══ EXTRACTED DATA

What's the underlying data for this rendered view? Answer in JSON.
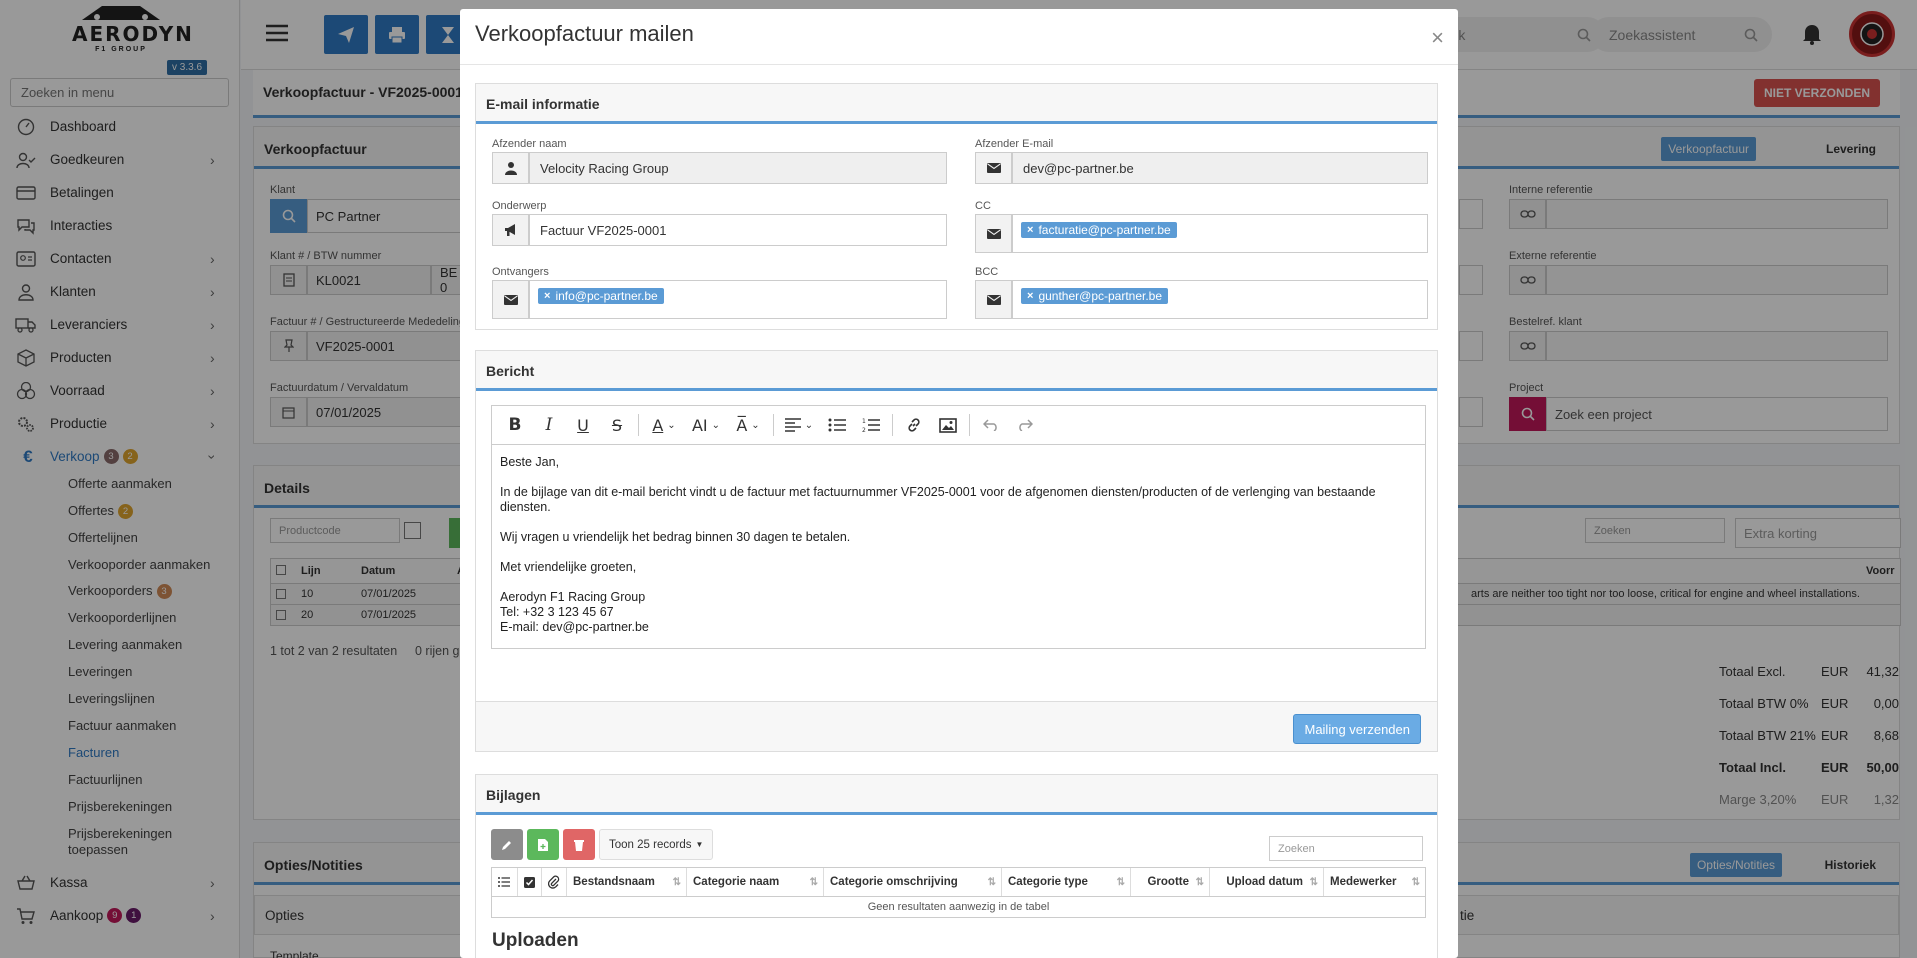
{
  "app": {
    "logo_text": "AERODYN",
    "logo_sub": "F1 GROUP",
    "version": "v 3.3.6",
    "menu_search_placeholder": "Zoeken in menu"
  },
  "sidebar": {
    "items": [
      {
        "label": "Dashboard",
        "icon": "dashboard-icon"
      },
      {
        "label": "Goedkeuren",
        "icon": "approve-icon",
        "chevron": true
      },
      {
        "label": "Betalingen",
        "icon": "payments-icon"
      },
      {
        "label": "Interacties",
        "icon": "chat-icon"
      },
      {
        "label": "Contacten",
        "icon": "contacts-icon",
        "chevron": true
      },
      {
        "label": "Klanten",
        "icon": "customer-icon",
        "chevron": true
      },
      {
        "label": "Leveranciers",
        "icon": "truck-icon",
        "chevron": true
      },
      {
        "label": "Producten",
        "icon": "box-icon",
        "chevron": true
      },
      {
        "label": "Voorraad",
        "icon": "stock-icon",
        "chevron": true
      },
      {
        "label": "Productie",
        "icon": "gears-icon",
        "chevron": true
      },
      {
        "label": "Verkoop",
        "icon": "euro-icon",
        "chevron": true,
        "badges": [
          "3",
          "2"
        ]
      }
    ],
    "verkoop_sub": [
      {
        "label": "Offerte aanmaken"
      },
      {
        "label": "Offertes",
        "badge": "2"
      },
      {
        "label": "Offertelijnen"
      },
      {
        "label": "Verkooporder aanmaken"
      },
      {
        "label": "Verkooporders",
        "badge": "3"
      },
      {
        "label": "Verkooporderlijnen"
      },
      {
        "label": "Levering aanmaken"
      },
      {
        "label": "Leveringen"
      },
      {
        "label": "Leveringslijnen"
      },
      {
        "label": "Factuur aanmaken"
      },
      {
        "label": "Facturen"
      },
      {
        "label": "Factuurlijnen"
      },
      {
        "label": "Prijsberekeningen"
      },
      {
        "label": "Prijsberekeningen",
        "label2": "toepassen"
      }
    ],
    "bottom": [
      {
        "label": "Kassa",
        "icon": "cart-icon"
      },
      {
        "label": "Aankoop",
        "icon": "shopping-cart-icon",
        "badges": [
          "9",
          "1"
        ]
      }
    ]
  },
  "topbar": {
    "search1_placeholder": "boek",
    "search2_placeholder": "Zoekassistent"
  },
  "background": {
    "page_title": "Verkoopfactuur - VF2025-0001",
    "status": "NIET VERZONDEN",
    "card_title": "Verkoopfactuur",
    "tabs": [
      "Verkoopfactuur",
      "Levering"
    ],
    "klant_label": "Klant",
    "klant_value": "PC Partner",
    "klantnr_label": "Klant # / BTW nummer",
    "klantnr_value": "KL0021",
    "btw_value": "BE 0",
    "factuur_label": "Factuur # / Gestructureerde Mededeling",
    "factuur_value": "VF2025-0001",
    "datum_label": "Factuurdatum / Vervaldatum",
    "datum_value": "07/01/2025",
    "interne_ref": "Interne referentie",
    "externe_ref": "Externe referentie",
    "bestelref": "Bestelref. klant",
    "project": "Project",
    "project_placeholder": "Zoek een project",
    "details": "Details",
    "productcode_placeholder": "Productcode",
    "zoeken_placeholder": "Zoeken",
    "extra_korting_placeholder": "Extra korting",
    "table_headers": [
      "Lijn",
      "Datum",
      "A",
      "Voorr"
    ],
    "rows": [
      {
        "lijn": "10",
        "datum": "07/01/2025"
      },
      {
        "lijn": "20",
        "datum": "07/01/2025"
      }
    ],
    "row_note": "arts are neither too tight nor too loose, critical for engine and wheel installations.",
    "result_text": "1 tot 2 van 2 resultaten",
    "rows_text": "0 rijen g",
    "totals": [
      {
        "label": "Totaal Excl.",
        "cur": "EUR",
        "value": "41,32",
        "bold": false
      },
      {
        "label": "Totaal BTW 0%",
        "cur": "EUR",
        "value": "0,00",
        "bold": false
      },
      {
        "label": "Totaal BTW 21%",
        "cur": "EUR",
        "value": "8,68",
        "bold": false
      },
      {
        "label": "Totaal Incl.",
        "cur": "EUR",
        "value": "50,00",
        "bold": true
      },
      {
        "label": "Marge 3,20%",
        "cur": "EUR",
        "value": "1,32",
        "bold": false
      }
    ],
    "opties_title": "Opties/Notities",
    "opties_tabs": [
      "Opties/Notities",
      "Historiek"
    ],
    "opties_sub": "Opties",
    "template_label": "Template",
    "tie": "tie"
  },
  "modal": {
    "title": "Verkoopfactuur mailen",
    "email_section": "E-mail informatie",
    "afzender_naam_label": "Afzender naam",
    "afzender_naam": "Velocity Racing Group",
    "afzender_email_label": "Afzender E-mail",
    "afzender_email": "dev@pc-partner.be",
    "onderwerp_label": "Onderwerp",
    "onderwerp": "Factuur VF2025-0001",
    "cc_label": "CC",
    "cc_tag": "facturatie@pc-partner.be",
    "ontvangers_label": "Ontvangers",
    "ontvangers_tag": "info@pc-partner.be",
    "bcc_label": "BCC",
    "bcc_tag": "gunther@pc-partner.be",
    "bericht_section": "Bericht",
    "message": {
      "greeting": "Beste Jan,",
      "p1": "In de bijlage van dit e-mail bericht vindt u de factuur met factuurnummer VF2025-0001 voor de afgenomen diensten/producten of de verlenging van bestaande diensten.",
      "p2": "Wij vragen u vriendelijk het bedrag binnen 30 dagen te betalen.",
      "closing": "Met vriendelijke groeten,",
      "sig_company": "Aerodyn F1 Racing Group",
      "sig_tel": "Tel: +32 3 123 45 67",
      "sig_email": "E-mail: dev@pc-partner.be"
    },
    "send_button": "Mailing verzenden",
    "bijlagen_section": "Bijlagen",
    "toon_records": "Toon 25 records",
    "bijlagen_search_placeholder": "Zoeken",
    "attach_headers": [
      "Bestandsnaam",
      "Categorie naam",
      "Categorie omschrijving",
      "Categorie type",
      "Grootte",
      "Upload datum",
      "Medewerker"
    ],
    "empty_text": "Geen resultaten aanwezig in de tabel",
    "upload_title": "Uploaden"
  },
  "colors": {
    "primary": "#2f7ac5",
    "accent_line": "#5b9bd5",
    "danger": "#d9534f",
    "success": "#5cb85c",
    "gray_btn": "#8c8c8c"
  }
}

════

Drop the images and quote the entries word for word.

-- OUTPUT OF THE TASK --
What's the underlying data for this rendered view? Answer in JSON.
{
  "app": {
    "logo_text": "AERODYN",
    "logo_sub": "F1 GROUP",
    "version": "v 3.3.6",
    "menu_search_placeholder": "Zoeken in menu"
  },
  "sidebar": {
    "items": [
      {
        "label": "Dashboard",
        "icon": "dashboard-icon"
      },
      {
        "label": "Goedkeuren",
        "icon": "approve-icon",
        "chevron": true
      },
      {
        "label": "Betalingen",
        "icon": "payments-icon"
      },
      {
        "label": "Interacties",
        "icon": "chat-icon"
      },
      {
        "label": "Contacten",
        "icon": "contacts-icon",
        "chevron": true
      },
      {
        "label": "Klanten",
        "icon": "customer-icon",
        "chevron": true
      },
      {
        "label": "Leveranciers",
        "icon": "truck-icon",
        "chevron": true
      },
      {
        "label": "Producten",
        "icon": "box-icon",
        "chevron": true
      },
      {
        "label": "Voorraad",
        "icon": "stock-icon",
        "chevron": true
      },
      {
        "label": "Productie",
        "icon": "gears-icon",
        "chevron": true
      },
      {
        "label": "Verkoop",
        "icon": "euro-icon",
        "chevron": true,
        "badges": [
          "3",
          "2"
        ]
      }
    ],
    "verkoop_sub": [
      {
        "label": "Offerte aanmaken"
      },
      {
        "label": "Offertes",
        "badge": "2"
      },
      {
        "label": "Offertelijnen"
      },
      {
        "label": "Verkooporder aanmaken"
      },
      {
        "label": "Verkooporders",
        "badge": "3"
      },
      {
        "label": "Verkooporderlijnen"
      },
      {
        "label": "Levering aanmaken"
      },
      {
        "label": "Leveringen"
      },
      {
        "label": "Leveringslijnen"
      },
      {
        "label": "Factuur aanmaken"
      },
      {
        "label": "Facturen"
      },
      {
        "label": "Factuurlijnen"
      },
      {
        "label": "Prijsberekeningen"
      },
      {
        "label": "Prijsberekeningen",
        "label2": "toepassen"
      }
    ],
    "bottom": [
      {
        "label": "Kassa",
        "icon": "cart-icon"
      },
      {
        "label": "Aankoop",
        "icon": "shopping-cart-icon",
        "badges": [
          "9",
          "1"
        ]
      }
    ]
  },
  "topbar": {
    "search1_placeholder": "boek",
    "search2_placeholder": "Zoekassistent"
  },
  "background": {
    "page_title": "Verkoopfactuur - VF2025-0001",
    "status": "NIET VERZONDEN",
    "card_title": "Verkoopfactuur",
    "tabs": [
      "Verkoopfactuur",
      "Levering"
    ],
    "klant_label": "Klant",
    "klant_value": "PC Partner",
    "klantnr_label": "Klant # / BTW nummer",
    "klantnr_value": "KL0021",
    "btw_value": "BE 0",
    "factuur_label": "Factuur # / Gestructureerde Mededeling",
    "factuur_value": "VF2025-0001",
    "datum_label": "Factuurdatum / Vervaldatum",
    "datum_value": "07/01/2025",
    "interne_ref": "Interne referentie",
    "externe_ref": "Externe referentie",
    "bestelref": "Bestelref. klant",
    "project": "Project",
    "project_placeholder": "Zoek een project",
    "details": "Details",
    "productcode_placeholder": "Productcode",
    "zoeken_placeholder": "Zoeken",
    "extra_korting_placeholder": "Extra korting",
    "table_headers": [
      "Lijn",
      "Datum",
      "A",
      "Voorr"
    ],
    "rows": [
      {
        "lijn": "10",
        "datum": "07/01/2025"
      },
      {
        "lijn": "20",
        "datum": "07/01/2025"
      }
    ],
    "row_note": "arts are neither too tight nor too loose, critical for engine and wheel installations.",
    "result_text": "1 tot 2 van 2 resultaten",
    "rows_text": "0 rijen g",
    "totals": [
      {
        "label": "Totaal Excl.",
        "cur": "EUR",
        "value": "41,32",
        "bold": false
      },
      {
        "label": "Totaal BTW 0%",
        "cur": "EUR",
        "value": "0,00",
        "bold": false
      },
      {
        "label": "Totaal BTW 21%",
        "cur": "EUR",
        "value": "8,68",
        "bold": false
      },
      {
        "label": "Totaal Incl.",
        "cur": "EUR",
        "value": "50,00",
        "bold": true
      },
      {
        "label": "Marge 3,20%",
        "cur": "EUR",
        "value": "1,32",
        "bold": false
      }
    ],
    "opties_title": "Opties/Notities",
    "opties_tabs": [
      "Opties/Notities",
      "Historiek"
    ],
    "opties_sub": "Opties",
    "template_label": "Template",
    "tie": "tie"
  },
  "modal": {
    "title": "Verkoopfactuur mailen",
    "email_section": "E-mail informatie",
    "afzender_naam_label": "Afzender naam",
    "afzender_naam": "Velocity Racing Group",
    "afzender_email_label": "Afzender E-mail",
    "afzender_email": "dev@pc-partner.be",
    "onderwerp_label": "Onderwerp",
    "onderwerp": "Factuur VF2025-0001",
    "cc_label": "CC",
    "cc_tag": "facturatie@pc-partner.be",
    "ontvangers_label": "Ontvangers",
    "ontvangers_tag": "info@pc-partner.be",
    "bcc_label": "BCC",
    "bcc_tag": "gunther@pc-partner.be",
    "bericht_section": "Bericht",
    "message": {
      "greeting": "Beste Jan,",
      "p1": "In de bijlage van dit e-mail bericht vindt u de factuur met factuurnummer VF2025-0001 voor de afgenomen diensten/producten of de verlenging van bestaande diensten.",
      "p2": "Wij vragen u vriendelijk het bedrag binnen 30 dagen te betalen.",
      "closing": "Met vriendelijke groeten,",
      "sig_company": "Aerodyn F1 Racing Group",
      "sig_tel": "Tel: +32 3 123 45 67",
      "sig_email": "E-mail: dev@pc-partner.be"
    },
    "send_button": "Mailing verzenden",
    "bijlagen_section": "Bijlagen",
    "toon_records": "Toon 25 records",
    "bijlagen_search_placeholder": "Zoeken",
    "attach_headers": [
      "Bestandsnaam",
      "Categorie naam",
      "Categorie omschrijving",
      "Categorie type",
      "Grootte",
      "Upload datum",
      "Medewerker"
    ],
    "empty_text": "Geen resultaten aanwezig in de tabel",
    "upload_title": "Uploaden"
  },
  "colors": {
    "primary": "#2f7ac5",
    "accent_line": "#5b9bd5",
    "danger": "#d9534f",
    "success": "#5cb85c",
    "gray_btn": "#8c8c8c"
  }
}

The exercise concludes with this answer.